-- start Dataset excerpts --

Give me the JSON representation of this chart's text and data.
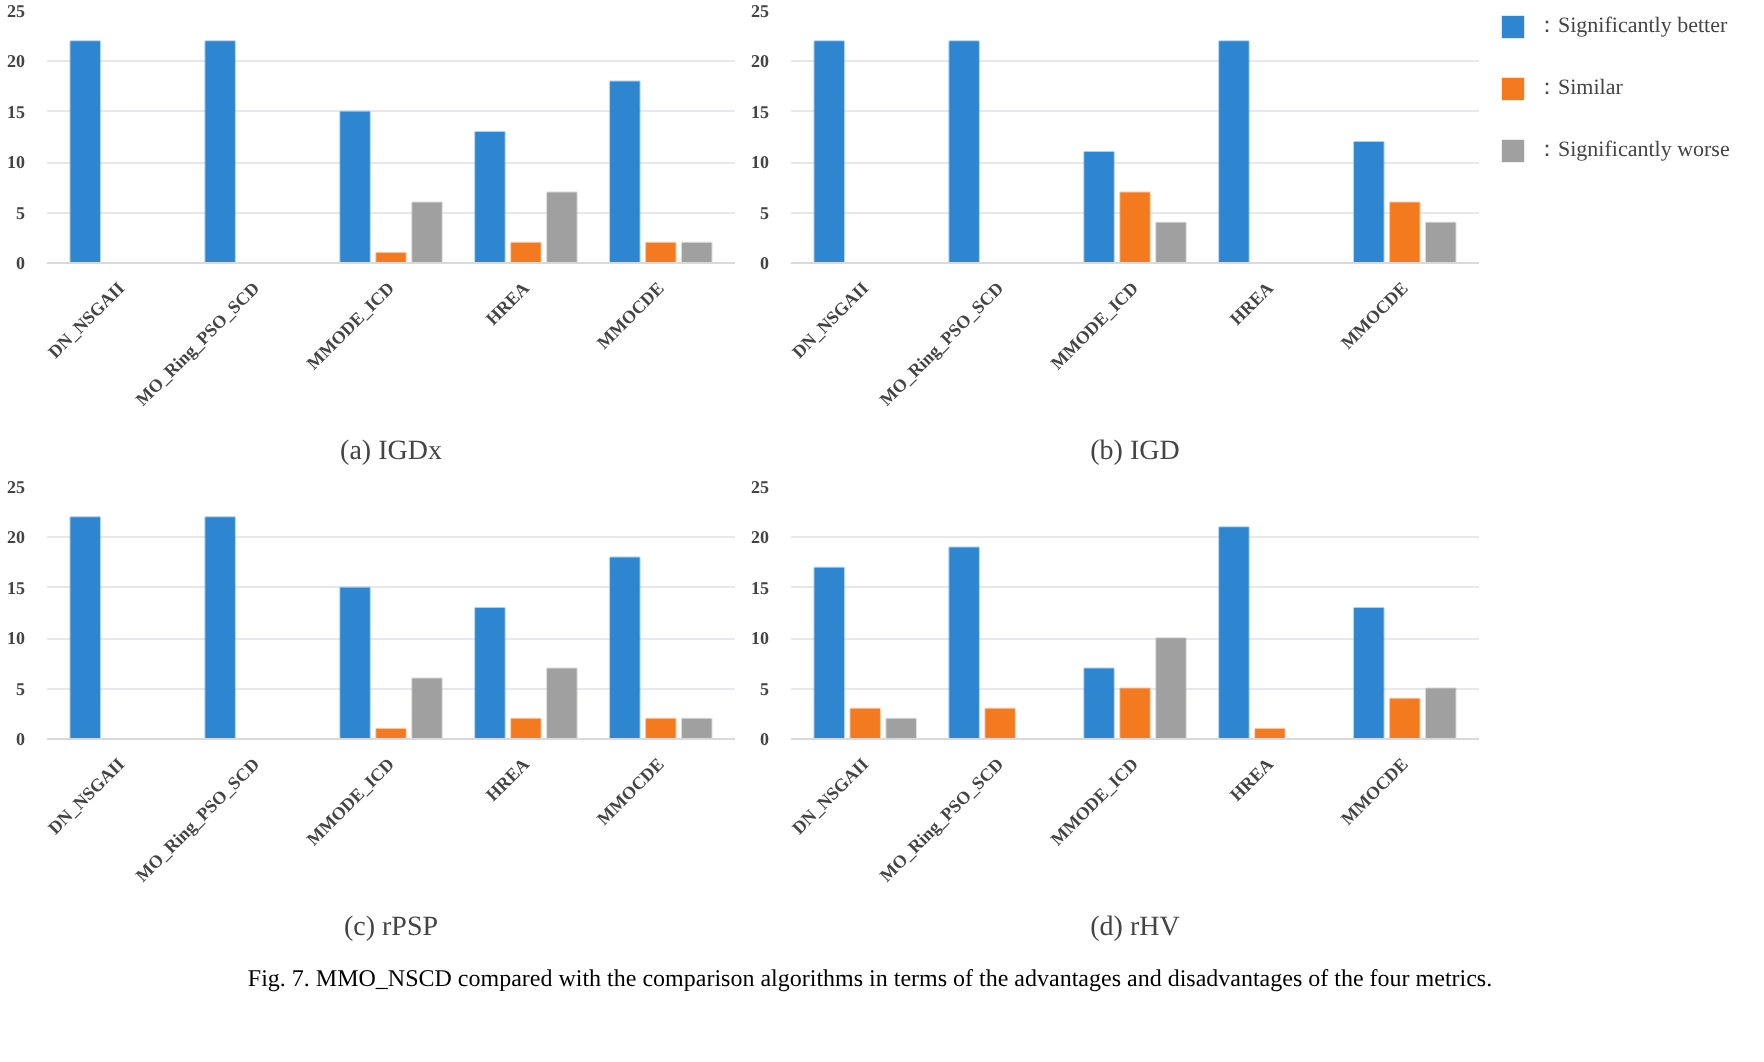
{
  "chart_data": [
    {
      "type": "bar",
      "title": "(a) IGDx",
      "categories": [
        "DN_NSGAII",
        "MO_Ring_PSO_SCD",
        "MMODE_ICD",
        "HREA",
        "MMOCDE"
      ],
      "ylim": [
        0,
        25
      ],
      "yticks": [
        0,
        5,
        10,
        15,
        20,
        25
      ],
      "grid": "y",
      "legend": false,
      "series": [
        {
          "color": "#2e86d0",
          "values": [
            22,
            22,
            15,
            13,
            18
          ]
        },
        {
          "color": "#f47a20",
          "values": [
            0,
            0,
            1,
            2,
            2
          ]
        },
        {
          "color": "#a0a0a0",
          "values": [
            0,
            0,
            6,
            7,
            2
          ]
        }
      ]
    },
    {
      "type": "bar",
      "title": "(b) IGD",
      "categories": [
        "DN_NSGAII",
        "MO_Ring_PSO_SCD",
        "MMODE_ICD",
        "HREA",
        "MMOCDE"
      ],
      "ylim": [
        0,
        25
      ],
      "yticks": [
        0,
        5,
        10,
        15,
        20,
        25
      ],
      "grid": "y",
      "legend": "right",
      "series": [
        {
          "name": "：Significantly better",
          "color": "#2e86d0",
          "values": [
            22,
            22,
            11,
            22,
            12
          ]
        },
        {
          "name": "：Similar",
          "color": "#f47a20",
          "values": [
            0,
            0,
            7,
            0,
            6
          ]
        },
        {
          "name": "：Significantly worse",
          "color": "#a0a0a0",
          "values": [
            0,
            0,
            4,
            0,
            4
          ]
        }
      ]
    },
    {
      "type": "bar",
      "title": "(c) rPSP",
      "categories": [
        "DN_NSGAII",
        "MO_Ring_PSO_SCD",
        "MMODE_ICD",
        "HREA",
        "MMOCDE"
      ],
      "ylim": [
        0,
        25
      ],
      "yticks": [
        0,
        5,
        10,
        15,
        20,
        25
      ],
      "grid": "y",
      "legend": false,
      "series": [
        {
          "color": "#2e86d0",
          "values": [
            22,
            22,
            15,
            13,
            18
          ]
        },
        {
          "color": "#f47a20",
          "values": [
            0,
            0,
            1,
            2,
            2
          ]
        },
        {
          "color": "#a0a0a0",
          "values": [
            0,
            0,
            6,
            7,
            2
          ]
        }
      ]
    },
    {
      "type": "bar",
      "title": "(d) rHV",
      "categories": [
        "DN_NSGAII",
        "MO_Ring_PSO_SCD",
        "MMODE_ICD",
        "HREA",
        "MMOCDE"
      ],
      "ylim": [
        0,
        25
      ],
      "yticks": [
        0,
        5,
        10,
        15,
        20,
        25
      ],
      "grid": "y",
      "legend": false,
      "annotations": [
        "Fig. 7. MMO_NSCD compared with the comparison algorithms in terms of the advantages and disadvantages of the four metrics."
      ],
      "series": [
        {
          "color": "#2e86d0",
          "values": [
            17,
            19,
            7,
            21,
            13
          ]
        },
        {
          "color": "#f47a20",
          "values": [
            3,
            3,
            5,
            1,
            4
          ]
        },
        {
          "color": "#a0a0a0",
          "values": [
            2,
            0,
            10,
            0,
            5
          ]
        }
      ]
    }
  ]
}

-- end Dataset excerpts --

▸ The task: Lines that hold "Significantly" are the ones to copy; find all of them.

▸ Exercise output:
          "name": "：Significantly better",
          "name": "：Significantly worse",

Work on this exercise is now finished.